EXERCISE GOAL: In the items below, turn everything from the line containing "Ordinary Income: [338, 65, 347, 70]" down to the line containing "Ordinary Income: [480, 160, 489, 165]" into a Markdown table with the columns Row and Entry, skipping any blank lines. Include only those lines.

*** THE RECORDS ***

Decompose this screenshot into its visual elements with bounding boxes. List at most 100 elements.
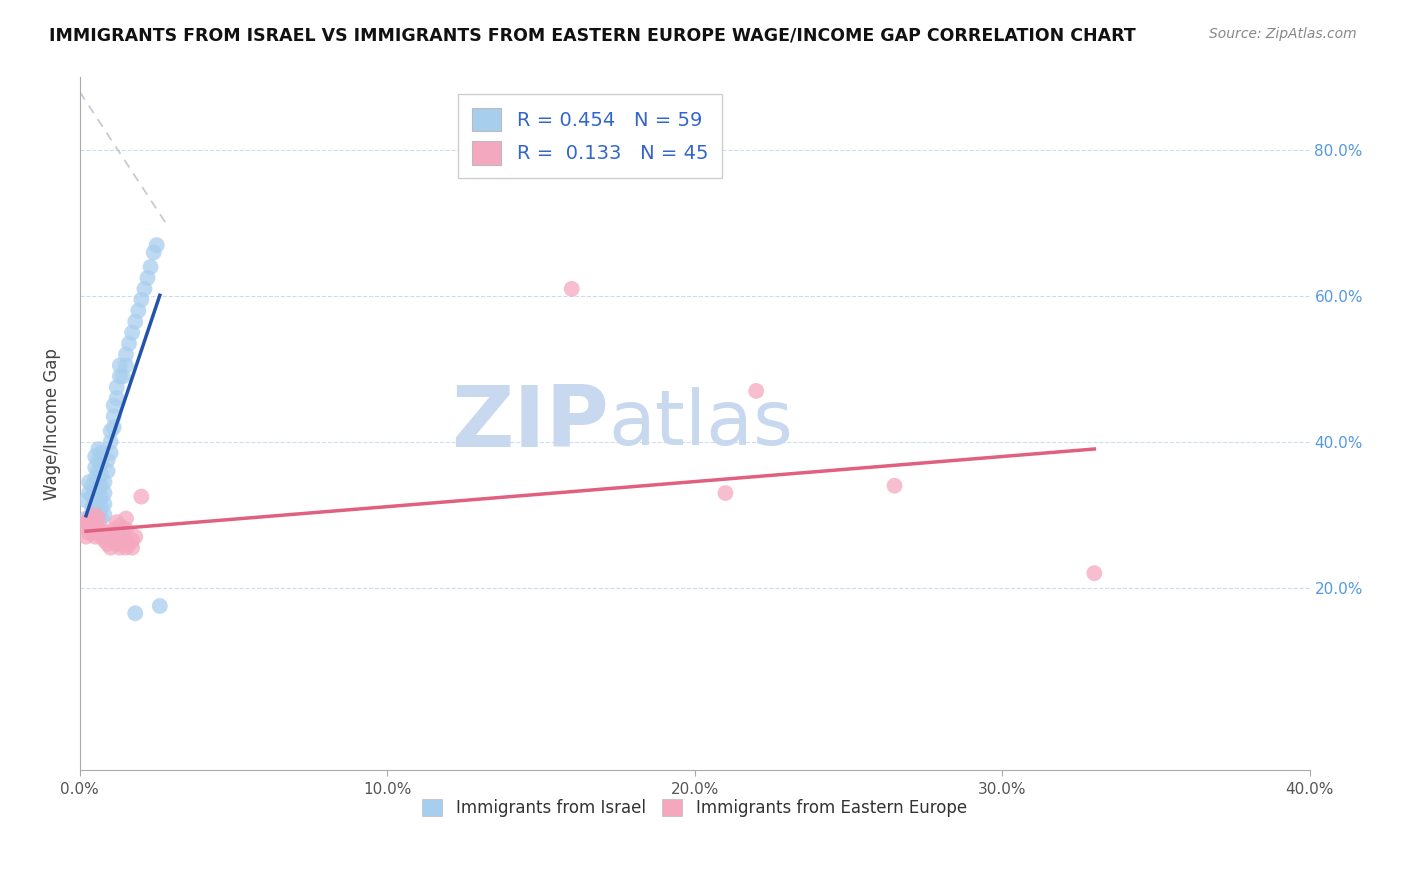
- Point: [93, 533, 115, 548]
- Point: [90, 446, 112, 460]
- Point: [75, 493, 97, 508]
- Point: [87, 464, 110, 478]
- Point: [115, 359, 138, 373]
- Point: [115, 533, 138, 548]
- Point: [96, 464, 118, 478]
- Point: [124, 607, 146, 621]
- Point: [136, 271, 159, 285]
- Point: [100, 446, 122, 460]
- Point: [139, 260, 162, 274]
- Point: [105, 537, 128, 551]
- Point: [103, 533, 125, 548]
- Point: [115, 523, 138, 537]
- Point: [84, 450, 107, 464]
- Point: [96, 453, 118, 467]
- Point: [131, 490, 153, 504]
- Point: [118, 537, 141, 551]
- Point: [93, 526, 115, 541]
- Point: [87, 442, 110, 457]
- Text: IMMIGRANTS FROM ISRAEL VS IMMIGRANTS FROM EASTERN EUROPE WAGE/INCOME GAP CORRELA: IMMIGRANTS FROM ISRAEL VS IMMIGRANTS FRO…: [49, 27, 1136, 45]
- Point: [87, 453, 110, 467]
- Point: [93, 486, 115, 500]
- Point: [745, 384, 768, 398]
- Point: [108, 369, 131, 384]
- Point: [105, 380, 128, 394]
- Point: [96, 537, 118, 551]
- Point: [105, 515, 128, 529]
- Point: [1083, 566, 1105, 581]
- Point: [108, 518, 131, 533]
- Point: [90, 511, 112, 525]
- Point: [111, 526, 134, 541]
- Text: Source: ZipAtlas.com: Source: ZipAtlas.com: [1209, 27, 1357, 41]
- Point: [105, 391, 128, 405]
- Point: [561, 282, 583, 296]
- Point: [121, 326, 143, 340]
- Point: [103, 409, 125, 424]
- Point: [115, 347, 138, 361]
- Point: [77, 526, 100, 541]
- Point: [84, 518, 107, 533]
- Point: [87, 486, 110, 500]
- Point: [883, 478, 905, 492]
- Point: [134, 282, 156, 296]
- Point: [714, 486, 737, 500]
- Point: [100, 434, 122, 449]
- Point: [90, 457, 112, 471]
- Point: [115, 511, 138, 525]
- Point: [84, 508, 107, 522]
- Point: [145, 238, 167, 252]
- Point: [124, 315, 146, 329]
- Point: [90, 500, 112, 515]
- Point: [82, 515, 104, 529]
- Point: [103, 523, 125, 537]
- Point: [84, 515, 107, 529]
- Point: [90, 523, 112, 537]
- Point: [115, 541, 138, 555]
- Point: [87, 475, 110, 489]
- Point: [90, 478, 112, 492]
- Point: [87, 511, 110, 525]
- Point: [111, 537, 134, 551]
- Point: [82, 500, 104, 515]
- Point: [105, 526, 128, 541]
- Point: [75, 511, 97, 525]
- Point: [82, 478, 104, 492]
- Legend: Immigrants from Israel, Immigrants from Eastern Europe: Immigrants from Israel, Immigrants from …: [416, 792, 973, 824]
- Point: [84, 504, 107, 518]
- Point: [90, 530, 112, 544]
- Point: [75, 515, 97, 529]
- Point: [84, 530, 107, 544]
- Point: [108, 530, 131, 544]
- Point: [103, 420, 125, 434]
- Point: [82, 490, 104, 504]
- Point: [124, 530, 146, 544]
- Text: atlas: atlas: [609, 387, 793, 461]
- Point: [77, 518, 100, 533]
- Point: [84, 493, 107, 508]
- Point: [93, 475, 115, 489]
- Point: [77, 486, 100, 500]
- Point: [77, 511, 100, 525]
- Point: [90, 490, 112, 504]
- Point: [142, 245, 165, 260]
- Point: [87, 508, 110, 522]
- Point: [84, 483, 107, 497]
- Point: [75, 530, 97, 544]
- Point: [87, 523, 110, 537]
- Point: [84, 471, 107, 485]
- Point: [149, 599, 172, 613]
- Point: [96, 526, 118, 541]
- Point: [108, 359, 131, 373]
- Point: [111, 369, 134, 384]
- Point: [75, 518, 97, 533]
- Point: [100, 541, 122, 555]
- Point: [84, 460, 107, 475]
- Point: [82, 526, 104, 541]
- Y-axis label: Wage/Income Gap: Wage/Income Gap: [44, 348, 60, 500]
- Point: [131, 293, 153, 307]
- Point: [103, 399, 125, 413]
- Point: [100, 530, 122, 544]
- Point: [127, 303, 149, 318]
- Point: [90, 467, 112, 482]
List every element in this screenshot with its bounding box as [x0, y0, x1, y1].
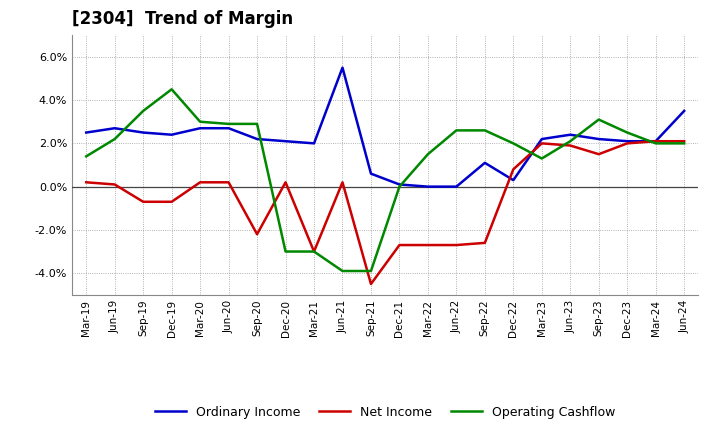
Ordinary Income: [338, 65, 347, 70]
Operating Cashflow: [366, 268, 375, 274]
Ordinary Income: [253, 136, 261, 142]
Operating Cashflow: [423, 151, 432, 157]
Operating Cashflow: [225, 121, 233, 127]
Ordinary Income: [196, 125, 204, 131]
Net Income: [652, 139, 660, 144]
Ordinary Income: [480, 160, 489, 165]
Line: Operating Cashflow: Operating Cashflow: [86, 89, 684, 271]
Ordinary Income: [167, 132, 176, 137]
Line: Ordinary Income: Ordinary Income: [86, 68, 684, 187]
Operating Cashflow: [395, 184, 404, 189]
Ordinary Income: [282, 139, 290, 144]
Operating Cashflow: [537, 156, 546, 161]
Ordinary Income: [110, 125, 119, 131]
Ordinary Income: [652, 139, 660, 144]
Net Income: [139, 199, 148, 205]
Net Income: [566, 143, 575, 148]
Net Income: [366, 281, 375, 286]
Ordinary Income: [225, 125, 233, 131]
Net Income: [338, 180, 347, 185]
Operating Cashflow: [680, 141, 688, 146]
Operating Cashflow: [139, 108, 148, 114]
Operating Cashflow: [509, 141, 518, 146]
Net Income: [623, 141, 631, 146]
Net Income: [537, 141, 546, 146]
Ordinary Income: [566, 132, 575, 137]
Operating Cashflow: [82, 154, 91, 159]
Net Income: [509, 167, 518, 172]
Net Income: [282, 180, 290, 185]
Ordinary Income: [82, 130, 91, 135]
Operating Cashflow: [652, 141, 660, 146]
Net Income: [423, 242, 432, 248]
Ordinary Income: [139, 130, 148, 135]
Net Income: [225, 180, 233, 185]
Operating Cashflow: [110, 136, 119, 142]
Net Income: [253, 231, 261, 237]
Line: Net Income: Net Income: [86, 141, 684, 284]
Ordinary Income: [537, 136, 546, 142]
Operating Cashflow: [196, 119, 204, 125]
Net Income: [196, 180, 204, 185]
Net Income: [595, 151, 603, 157]
Ordinary Income: [366, 171, 375, 176]
Ordinary Income: [623, 139, 631, 144]
Net Income: [167, 199, 176, 205]
Operating Cashflow: [310, 249, 318, 254]
Net Income: [452, 242, 461, 248]
Operating Cashflow: [623, 130, 631, 135]
Net Income: [82, 180, 91, 185]
Operating Cashflow: [338, 268, 347, 274]
Ordinary Income: [509, 177, 518, 183]
Operating Cashflow: [452, 128, 461, 133]
Operating Cashflow: [253, 121, 261, 127]
Operating Cashflow: [595, 117, 603, 122]
Ordinary Income: [595, 136, 603, 142]
Text: [2304]  Trend of Margin: [2304] Trend of Margin: [72, 10, 293, 28]
Operating Cashflow: [282, 249, 290, 254]
Ordinary Income: [395, 182, 404, 187]
Net Income: [110, 182, 119, 187]
Ordinary Income: [452, 184, 461, 189]
Ordinary Income: [310, 141, 318, 146]
Operating Cashflow: [167, 87, 176, 92]
Legend: Ordinary Income, Net Income, Operating Cashflow: Ordinary Income, Net Income, Operating C…: [150, 400, 621, 424]
Ordinary Income: [423, 184, 432, 189]
Ordinary Income: [680, 108, 688, 114]
Net Income: [395, 242, 404, 248]
Net Income: [680, 139, 688, 144]
Net Income: [310, 249, 318, 254]
Net Income: [480, 240, 489, 246]
Operating Cashflow: [566, 139, 575, 144]
Operating Cashflow: [480, 128, 489, 133]
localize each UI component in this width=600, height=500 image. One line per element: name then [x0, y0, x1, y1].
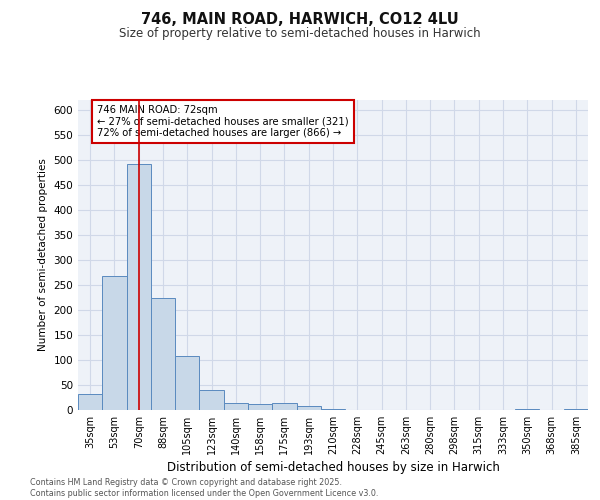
Bar	[272, 403, 296, 410]
Text: 746 MAIN ROAD: 72sqm
← 27% of semi-detached houses are smaller (321)
72% of semi: 746 MAIN ROAD: 72sqm ← 27% of semi-detac…	[97, 105, 349, 138]
Bar	[248, 404, 272, 410]
Text: Size of property relative to semi-detached houses in Harwich: Size of property relative to semi-detach…	[119, 28, 481, 40]
Bar	[515, 408, 539, 410]
Bar	[199, 390, 224, 410]
Bar	[102, 276, 127, 410]
Bar	[321, 409, 345, 410]
Text: Contains HM Land Registry data © Crown copyright and database right 2025.
Contai: Contains HM Land Registry data © Crown c…	[30, 478, 379, 498]
Y-axis label: Number of semi-detached properties: Number of semi-detached properties	[38, 158, 48, 352]
Bar	[175, 356, 199, 410]
Bar	[151, 298, 175, 410]
X-axis label: Distribution of semi-detached houses by size in Harwich: Distribution of semi-detached houses by …	[167, 461, 499, 474]
Bar	[564, 408, 588, 410]
Text: 746, MAIN ROAD, HARWICH, CO12 4LU: 746, MAIN ROAD, HARWICH, CO12 4LU	[141, 12, 459, 28]
Bar	[224, 402, 248, 410]
Bar	[127, 164, 151, 410]
Bar	[296, 406, 321, 410]
Bar	[78, 394, 102, 410]
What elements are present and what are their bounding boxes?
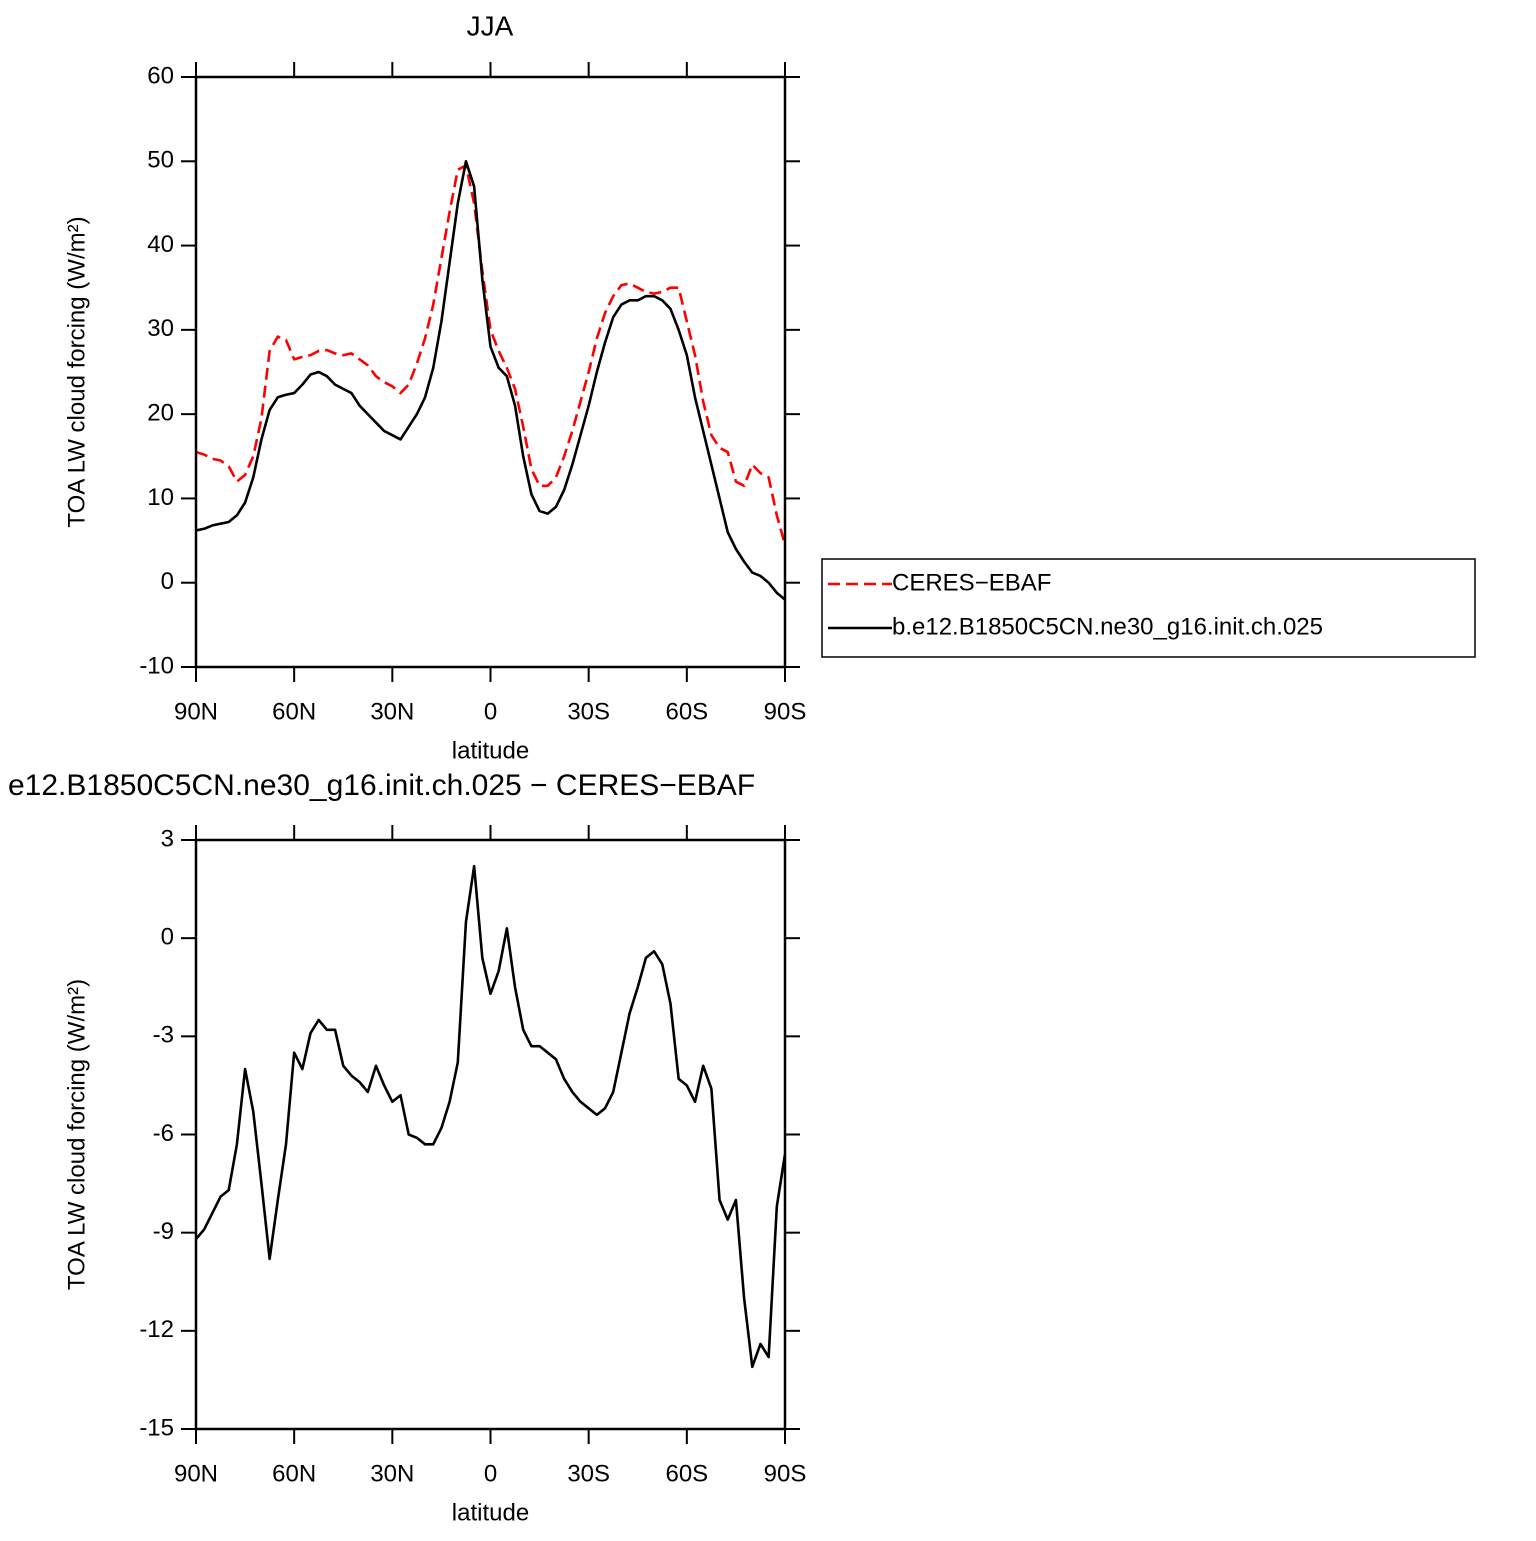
x-tick-label: 60S (665, 698, 708, 725)
y-tick-label: 3 (161, 825, 174, 852)
data-line (195, 164, 787, 546)
x-tick-label: 0 (484, 1460, 497, 1487)
chart-title: JJA (467, 10, 514, 41)
x-tick-label: 90N (174, 698, 218, 725)
x-tick-label: 90S (764, 698, 807, 725)
y-tick-label: -6 (153, 1120, 174, 1147)
x-tick-label: 90S (764, 1460, 807, 1487)
y-tick-label: 10 (147, 484, 174, 511)
x-tick-label: 30S (567, 698, 610, 725)
chart-title: e12.B1850C5CN.ne30_g16.init.ch.025 − CER… (8, 769, 755, 802)
x-tick-label: 30N (370, 1460, 414, 1487)
y-tick-label: 20 (147, 399, 174, 426)
y-tick-label: -9 (153, 1218, 174, 1245)
y-tick-label: -3 (153, 1022, 174, 1049)
x-tick-label: 30S (567, 1460, 610, 1487)
y-tick-label: -15 (139, 1414, 174, 1441)
y-tick-label: 50 (147, 147, 174, 174)
data-line (195, 864, 787, 1369)
legend-label: b.e12.B1850C5CN.ne30_g16.init.ch.025 (892, 613, 1323, 640)
plot-frame (194, 838, 787, 1431)
legend-box (821, 558, 1476, 658)
x-tick-label: 60N (272, 698, 316, 725)
y-tick-label: 40 (147, 231, 174, 258)
y-tick-label: 0 (161, 924, 174, 951)
y-tick-label: -12 (139, 1316, 174, 1343)
y-axis-label: TOA LW cloud forcing (W/m²) (63, 979, 90, 1290)
plot-frame (194, 75, 787, 669)
legend-label: CERES−EBAF (892, 569, 1051, 596)
x-tick-label: 0 (484, 698, 497, 725)
data-line (195, 159, 786, 601)
x-tick-label: 30N (370, 698, 414, 725)
y-tick-label: -10 (139, 652, 174, 679)
y-tick-label: 30 (147, 315, 174, 342)
x-tick-label: 60S (665, 1460, 708, 1487)
x-axis-label: latitude (452, 737, 529, 764)
y-tick-label: 0 (161, 568, 174, 595)
x-tick-label: 60N (272, 1460, 316, 1487)
y-tick-label: 60 (147, 62, 174, 89)
y-axis-label: TOA LW cloud forcing (W/m²) (63, 216, 90, 527)
x-axis-label: latitude (452, 1499, 529, 1526)
x-tick-label: 90N (174, 1460, 218, 1487)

***

EXERCISE ANSWER:
| Row | Entry |
|---|---|
| 1 | Ordinary Income: [338, 65, 347, 70] |
| 2 | Operating Cashflow: [366, 268, 375, 274] |
| 3 | Ordinary Income: [253, 136, 261, 142] |
| 4 | Operating Cashflow: [423, 151, 432, 157] |
| 5 | Operating Cashflow: [225, 121, 233, 127] |
| 6 | Ordinary Income: [196, 125, 204, 131] |
| 7 | Net Income: [652, 139, 660, 144] |
| 8 | Ordinary Income: [480, 160, 489, 165] |